Every line of the material below must be repeated exactly.
==================================================
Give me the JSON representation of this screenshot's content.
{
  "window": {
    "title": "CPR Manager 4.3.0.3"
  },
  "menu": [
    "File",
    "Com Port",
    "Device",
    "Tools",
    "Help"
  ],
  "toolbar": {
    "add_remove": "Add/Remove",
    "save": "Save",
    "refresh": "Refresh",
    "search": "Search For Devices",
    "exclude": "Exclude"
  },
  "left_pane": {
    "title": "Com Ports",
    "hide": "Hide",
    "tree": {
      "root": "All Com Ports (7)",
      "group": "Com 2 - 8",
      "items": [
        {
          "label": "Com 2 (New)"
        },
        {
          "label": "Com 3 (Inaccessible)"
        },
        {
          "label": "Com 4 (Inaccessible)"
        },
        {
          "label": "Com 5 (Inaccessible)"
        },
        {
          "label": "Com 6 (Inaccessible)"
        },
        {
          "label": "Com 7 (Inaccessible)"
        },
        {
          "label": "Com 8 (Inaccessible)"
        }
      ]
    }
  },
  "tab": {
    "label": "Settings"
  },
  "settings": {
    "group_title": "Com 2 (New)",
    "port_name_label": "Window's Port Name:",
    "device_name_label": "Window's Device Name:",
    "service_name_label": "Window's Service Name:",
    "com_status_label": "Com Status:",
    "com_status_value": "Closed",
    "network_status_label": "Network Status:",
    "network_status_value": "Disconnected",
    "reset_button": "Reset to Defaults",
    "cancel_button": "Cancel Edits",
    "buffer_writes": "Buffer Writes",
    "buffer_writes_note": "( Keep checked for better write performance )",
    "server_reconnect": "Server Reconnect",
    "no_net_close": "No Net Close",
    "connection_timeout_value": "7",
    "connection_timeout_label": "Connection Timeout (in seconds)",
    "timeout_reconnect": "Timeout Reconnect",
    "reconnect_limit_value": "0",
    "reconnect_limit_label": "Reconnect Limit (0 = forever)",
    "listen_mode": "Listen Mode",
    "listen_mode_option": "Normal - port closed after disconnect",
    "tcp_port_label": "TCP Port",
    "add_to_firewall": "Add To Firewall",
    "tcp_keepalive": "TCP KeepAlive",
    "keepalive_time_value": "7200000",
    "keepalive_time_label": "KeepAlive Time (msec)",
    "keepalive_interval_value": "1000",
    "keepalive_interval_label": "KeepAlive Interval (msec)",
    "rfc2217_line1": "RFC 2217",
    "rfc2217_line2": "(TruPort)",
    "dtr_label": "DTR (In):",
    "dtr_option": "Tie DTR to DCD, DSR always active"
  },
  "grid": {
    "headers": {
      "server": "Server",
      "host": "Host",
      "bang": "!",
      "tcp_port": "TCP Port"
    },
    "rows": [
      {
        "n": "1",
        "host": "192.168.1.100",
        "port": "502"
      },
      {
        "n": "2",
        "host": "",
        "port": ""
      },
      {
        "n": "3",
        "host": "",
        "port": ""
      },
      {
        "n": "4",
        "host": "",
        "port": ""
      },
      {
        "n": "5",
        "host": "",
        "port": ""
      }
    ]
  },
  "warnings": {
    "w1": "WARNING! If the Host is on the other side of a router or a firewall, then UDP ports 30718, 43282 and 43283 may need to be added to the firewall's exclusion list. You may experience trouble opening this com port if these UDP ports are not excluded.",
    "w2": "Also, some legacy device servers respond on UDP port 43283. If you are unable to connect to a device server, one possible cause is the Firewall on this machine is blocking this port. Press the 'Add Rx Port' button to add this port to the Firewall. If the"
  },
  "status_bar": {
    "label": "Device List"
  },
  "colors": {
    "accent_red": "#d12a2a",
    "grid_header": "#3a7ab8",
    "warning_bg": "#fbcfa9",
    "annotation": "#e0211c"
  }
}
==================================================
* **ANSWER TO THIS PROBLEM**:
Give me the JSON representation of this screenshot's content.
{
  "window": {
    "title": "CPR Manager 4.3.0.3"
  },
  "menu": [
    "File",
    "Com Port",
    "Device",
    "Tools",
    "Help"
  ],
  "toolbar": {
    "add_remove": "Add/Remove",
    "save": "Save",
    "refresh": "Refresh",
    "search": "Search For Devices",
    "exclude": "Exclude"
  },
  "left_pane": {
    "title": "Com Ports",
    "hide": "Hide",
    "tree": {
      "root": "All Com Ports (7)",
      "group": "Com 2 - 8",
      "items": [
        {
          "label": "Com 2 (New)"
        },
        {
          "label": "Com 3 (Inaccessible)"
        },
        {
          "label": "Com 4 (Inaccessible)"
        },
        {
          "label": "Com 5 (Inaccessible)"
        },
        {
          "label": "Com 6 (Inaccessible)"
        },
        {
          "label": "Com 7 (Inaccessible)"
        },
        {
          "label": "Com 8 (Inaccessible)"
        }
      ]
    }
  },
  "tab": {
    "label": "Settings"
  },
  "settings": {
    "group_title": "Com 2 (New)",
    "port_name_label": "Window's Port Name:",
    "device_name_label": "Window's Device Name:",
    "service_name_label": "Window's Service Name:",
    "com_status_label": "Com Status:",
    "com_status_value": "Closed",
    "network_status_label": "Network Status:",
    "network_status_value": "Disconnected",
    "reset_button": "Reset to Defaults",
    "cancel_button": "Cancel Edits",
    "buffer_writes": "Buffer Writes",
    "buffer_writes_note": "( Keep checked for better write performance )",
    "server_reconnect": "Server Reconnect",
    "no_net_close": "No Net Close",
    "connection_timeout_value": "7",
    "connection_timeout_label": "Connection Timeout (in seconds)",
    "timeout_reconnect": "Timeout Reconnect",
    "reconnect_limit_value": "0",
    "reconnect_limit_label": "Reconnect Limit (0 = forever)",
    "listen_mode": "Listen Mode",
    "listen_mode_option": "Normal - port closed after disconnect",
    "tcp_port_label": "TCP Port",
    "add_to_firewall": "Add To Firewall",
    "tcp_keepalive": "TCP KeepAlive",
    "keepalive_time_value": "7200000",
    "keepalive_time_label": "KeepAlive Time (msec)",
    "keepalive_interval_value": "1000",
    "keepalive_interval_label": "KeepAlive Interval (msec)",
    "rfc2217_line1": "RFC 2217",
    "rfc2217_line2": "(TruPort)",
    "dtr_label": "DTR (In):",
    "dtr_option": "Tie DTR to DCD, DSR always active"
  },
  "grid": {
    "headers": {
      "server": "Server",
      "host": "Host",
      "bang": "!",
      "tcp_port": "TCP Port"
    },
    "rows": [
      {
        "n": "1",
        "host": "192.168.1.100",
        "port": "502"
      },
      {
        "n": "2",
        "host": "",
        "port": ""
      },
      {
        "n": "3",
        "host": "",
        "port": ""
      },
      {
        "n": "4",
        "host": "",
        "port": ""
      },
      {
        "n": "5",
        "host": "",
        "port": ""
      }
    ]
  },
  "warnings": {
    "w1": "WARNING! If the Host is on the other side of a router or a firewall, then UDP ports 30718, 43282 and 43283 may need to be added to the firewall's exclusion list. You may experience trouble opening this com port if these UDP ports are not excluded.",
    "w2": "Also, some legacy device servers respond on UDP port 43283. If you are unable to connect to a device server, one possible cause is the Firewall on this machine is blocking this port. Press the 'Add Rx Port' button to add this port to the Firewall. If the"
  },
  "status_bar": {
    "label": "Device List"
  },
  "colors": {
    "accent_red": "#d12a2a",
    "grid_header": "#3a7ab8",
    "warning_bg": "#fbcfa9",
    "annotation": "#e0211c"
  }
}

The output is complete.